[start DATA SUPPLIED]
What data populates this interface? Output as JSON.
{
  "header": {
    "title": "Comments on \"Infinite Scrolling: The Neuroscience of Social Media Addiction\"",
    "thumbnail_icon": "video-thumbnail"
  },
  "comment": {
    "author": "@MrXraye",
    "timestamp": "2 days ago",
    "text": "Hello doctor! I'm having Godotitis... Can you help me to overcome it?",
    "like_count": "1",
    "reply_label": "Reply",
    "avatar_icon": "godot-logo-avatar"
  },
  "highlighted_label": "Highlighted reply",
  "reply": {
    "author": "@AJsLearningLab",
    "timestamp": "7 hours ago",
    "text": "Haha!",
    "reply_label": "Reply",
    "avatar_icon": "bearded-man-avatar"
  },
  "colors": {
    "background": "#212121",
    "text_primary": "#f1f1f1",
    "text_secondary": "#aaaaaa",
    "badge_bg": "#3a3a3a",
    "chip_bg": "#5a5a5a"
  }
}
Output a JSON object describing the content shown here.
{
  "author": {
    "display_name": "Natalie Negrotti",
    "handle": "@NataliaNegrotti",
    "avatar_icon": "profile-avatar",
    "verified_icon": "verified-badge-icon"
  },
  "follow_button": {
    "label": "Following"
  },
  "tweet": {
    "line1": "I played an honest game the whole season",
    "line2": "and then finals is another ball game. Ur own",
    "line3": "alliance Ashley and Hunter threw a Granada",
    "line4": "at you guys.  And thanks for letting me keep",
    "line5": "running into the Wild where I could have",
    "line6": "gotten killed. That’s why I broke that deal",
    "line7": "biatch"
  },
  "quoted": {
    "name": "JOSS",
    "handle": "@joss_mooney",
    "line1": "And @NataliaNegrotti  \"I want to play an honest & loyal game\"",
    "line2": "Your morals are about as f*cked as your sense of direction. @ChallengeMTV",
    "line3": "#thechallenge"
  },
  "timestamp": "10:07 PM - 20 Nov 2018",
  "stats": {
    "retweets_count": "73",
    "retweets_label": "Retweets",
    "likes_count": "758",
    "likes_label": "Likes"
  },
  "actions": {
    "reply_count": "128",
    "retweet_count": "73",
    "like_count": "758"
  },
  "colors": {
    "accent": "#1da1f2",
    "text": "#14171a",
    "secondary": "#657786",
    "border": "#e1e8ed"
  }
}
[end DATA SUPPLIED]
How many of the lines above include the word "game"? Respond with the number alone.

3